Each entry below should be returned exactly as is, with the pictures removed.

******

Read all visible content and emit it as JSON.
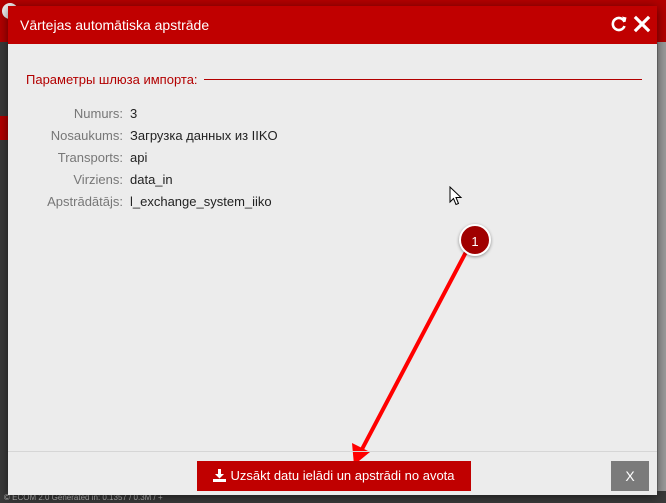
{
  "background": {
    "footer_text": "© ECOM 2.0 Generated in: 0.1357 / 0.3M / +"
  },
  "modal": {
    "title": "Vārtejas automātiska apstrāde",
    "header_icons": [
      "refresh-icon",
      "close-icon"
    ],
    "section_legend": "Параметры шлюза импорта:",
    "fields": [
      {
        "label": "Numurs:",
        "value": "3"
      },
      {
        "label": "Nosaukums:",
        "value": "Загрузка данных из IIKO"
      },
      {
        "label": "Transports:",
        "value": "api"
      },
      {
        "label": "Virziens:",
        "value": "data_in"
      },
      {
        "label": "Apstrādātājs:",
        "value": "l_exchange_system_iiko"
      }
    ],
    "annotation_marker": "1",
    "start_button_label": "Uzsākt datu ielādi un apstrādi no avota",
    "close_button_label": "X"
  },
  "colors": {
    "accent": "#c00000",
    "legend": "#b30000",
    "modal_bg": "#ececec",
    "close_btn": "#7b7b7b",
    "arrow": "#ff0000"
  }
}
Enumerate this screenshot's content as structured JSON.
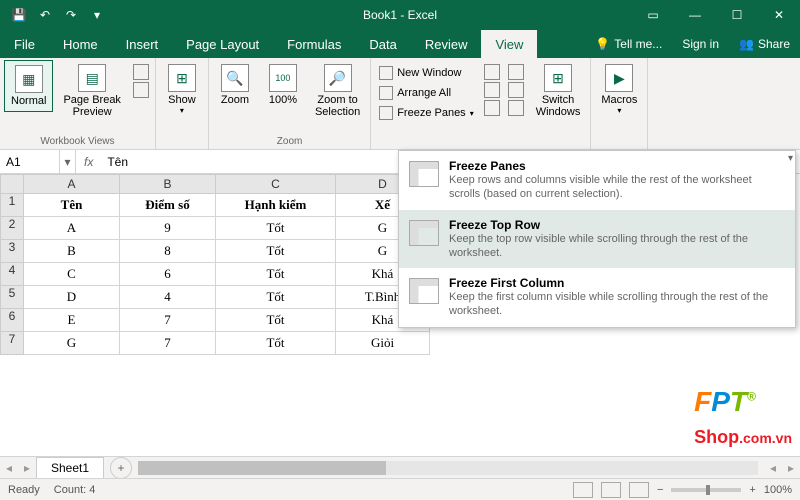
{
  "title": "Book1 - Excel",
  "tabs": {
    "file": "File",
    "home": "Home",
    "insert": "Insert",
    "page_layout": "Page Layout",
    "formulas": "Formulas",
    "data": "Data",
    "review": "Review",
    "view": "View",
    "tell_me": "Tell me...",
    "sign_in": "Sign in",
    "share": "Share"
  },
  "ribbon": {
    "workbook_views": {
      "label": "Workbook Views",
      "normal": "Normal",
      "page_break": "Page Break\nPreview"
    },
    "show": {
      "label": "Show",
      "btn": "Show"
    },
    "zoom": {
      "label": "Zoom",
      "zoom": "Zoom",
      "z100": "100%",
      "to_sel": "Zoom to\nSelection"
    },
    "window": {
      "new_window": "New Window",
      "arrange_all": "Arrange All",
      "freeze_panes": "Freeze Panes",
      "switch": "Switch\nWindows"
    },
    "macros": {
      "macros": "Macros"
    }
  },
  "freeze_menu": {
    "panes": {
      "title": "Freeze Panes",
      "desc": "Keep rows and columns visible while the rest of the worksheet scrolls (based on current selection)."
    },
    "top_row": {
      "title": "Freeze Top Row",
      "desc": "Keep the top row visible while scrolling through the rest of the worksheet."
    },
    "first_col": {
      "title": "Freeze First Column",
      "desc": "Keep the first column visible while scrolling through the rest of the worksheet."
    }
  },
  "namebox": "A1",
  "formula_value": "Tên",
  "cols": [
    "A",
    "B",
    "C",
    "D"
  ],
  "headers": {
    "c1": "Tên",
    "c2": "Điểm số",
    "c3": "Hạnh kiểm",
    "c4": "Xế"
  },
  "rows": [
    {
      "n": "2",
      "c1": "A",
      "c2": "9",
      "c3": "Tốt",
      "c4": "G"
    },
    {
      "n": "3",
      "c1": "B",
      "c2": "8",
      "c3": "Tốt",
      "c4": "G"
    },
    {
      "n": "4",
      "c1": "C",
      "c2": "6",
      "c3": "Tốt",
      "c4": "Khá"
    },
    {
      "n": "5",
      "c1": "D",
      "c2": "4",
      "c3": "Tốt",
      "c4": "T.Bình"
    },
    {
      "n": "6",
      "c1": "E",
      "c2": "7",
      "c3": "Tốt",
      "c4": "Khá"
    },
    {
      "n": "7",
      "c1": "G",
      "c2": "7",
      "c3": "Tốt",
      "c4": "Giỏi"
    }
  ],
  "sheet_tab": "Sheet1",
  "status": {
    "ready": "Ready",
    "count": "Count: 4",
    "zoom": "100%"
  },
  "watermark": {
    "f": "F",
    "p": "P",
    "t": "T",
    "shop": "Shop",
    "dom": ".com.vn"
  }
}
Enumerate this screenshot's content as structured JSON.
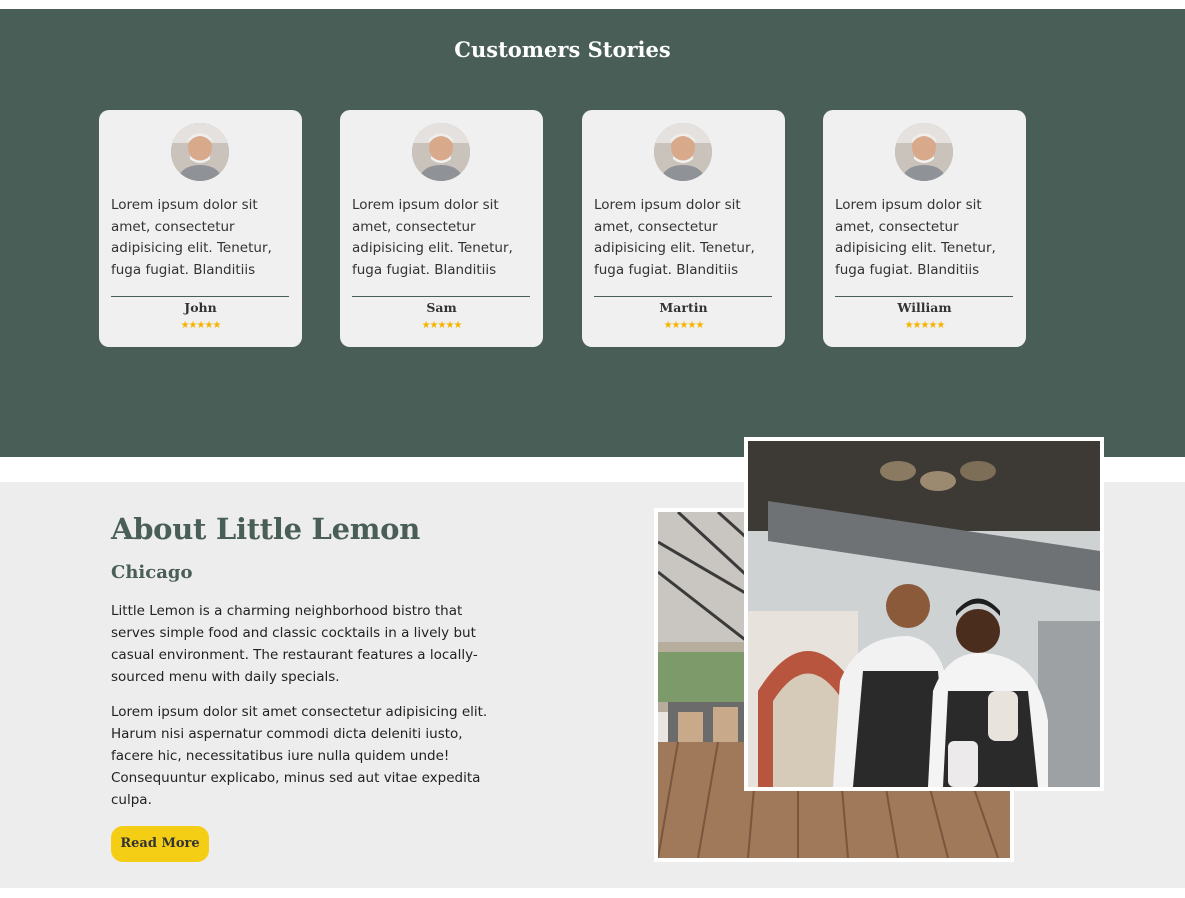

******

Written response ::
Read all visible content and emit it as JSON.
{
  "background": {
    "footer_text": "© ECOM 2.0 Generated in: 0.1357 / 0.3M / +"
  },
  "modal": {
    "title": "Vārtejas automātiska apstrāde",
    "header_icons": [
      "refresh-icon",
      "close-icon"
    ],
    "section_legend": "Параметры шлюза импорта:",
    "fields": [
      {
        "label": "Numurs:",
        "value": "3"
      },
      {
        "label": "Nosaukums:",
        "value": "Загрузка данных из IIKO"
      },
      {
        "label": "Transports:",
        "value": "api"
      },
      {
        "label": "Virziens:",
        "value": "data_in"
      },
      {
        "label": "Apstrādātājs:",
        "value": "l_exchange_system_iiko"
      }
    ],
    "annotation_marker": "1",
    "start_button_label": "Uzsākt datu ielādi un apstrādi no avota",
    "close_button_label": "X"
  },
  "colors": {
    "accent": "#c00000",
    "legend": "#b30000",
    "modal_bg": "#ececec",
    "close_btn": "#7b7b7b",
    "arrow": "#ff0000"
  }
}
Enumerate this screenshot's content as structured JSON.
{
  "title": "Book1 - Excel",
  "tabs": {
    "file": "File",
    "home": "Home",
    "insert": "Insert",
    "page_layout": "Page Layout",
    "formulas": "Formulas",
    "data": "Data",
    "review": "Review",
    "view": "View",
    "tell_me": "Tell me...",
    "sign_in": "Sign in",
    "share": "Share"
  },
  "ribbon": {
    "workbook_views": {
      "label": "Workbook Views",
      "normal": "Normal",
      "page_break": "Page Break\nPreview"
    },
    "show": {
      "label": "Show",
      "btn": "Show"
    },
    "zoom": {
      "label": "Zoom",
      "zoom": "Zoom",
      "z100": "100%",
      "to_sel": "Zoom to\nSelection"
    },
    "window": {
      "new_window": "New Window",
      "arrange_all": "Arrange All",
      "freeze_panes": "Freeze Panes",
      "switch": "Switch\nWindows"
    },
    "macros": {
      "macros": "Macros"
    }
  },
  "freeze_menu": {
    "panes": {
      "title": "Freeze Panes",
      "desc": "Keep rows and columns visible while the rest of the worksheet scrolls (based on current selection)."
    },
    "top_row": {
      "title": "Freeze Top Row",
      "desc": "Keep the top row visible while scrolling through the rest of the worksheet."
    },
    "first_col": {
      "title": "Freeze First Column",
      "desc": "Keep the first column visible while scrolling through the rest of the worksheet."
    }
  },
  "namebox": "A1",
  "formula_value": "Tên",
  "cols": [
    "A",
    "B",
    "C",
    "D"
  ],
  "headers": {
    "c1": "Tên",
    "c2": "Điểm số",
    "c3": "Hạnh kiểm",
    "c4": "Xế"
  },
  "rows": [
    {
      "n": "2",
      "c1": "A",
      "c2": "9",
      "c3": "Tốt",
      "c4": "G"
    },
    {
      "n": "3",
      "c1": "B",
      "c2": "8",
      "c3": "Tốt",
      "c4": "G"
    },
    {
      "n": "4",
      "c1": "C",
      "c2": "6",
      "c3": "Tốt",
      "c4": "Khá"
    },
    {
      "n": "5",
      "c1": "D",
      "c2": "4",
      "c3": "Tốt",
      "c4": "T.Bình"
    },
    {
      "n": "6",
      "c1": "E",
      "c2": "7",
      "c3": "Tốt",
      "c4": "Khá"
    },
    {
      "n": "7",
      "c1": "G",
      "c2": "7",
      "c3": "Tốt",
      "c4": "Giỏi"
    }
  ],
  "sheet_tab": "Sheet1",
  "status": {
    "ready": "Ready",
    "count": "Count: 4",
    "zoom": "100%"
  },
  "watermark": {
    "f": "F",
    "p": "P",
    "t": "T",
    "shop": "Shop",
    "dom": ".com.vn"
  }
}
Enumerate this screenshot's content as structured JSON.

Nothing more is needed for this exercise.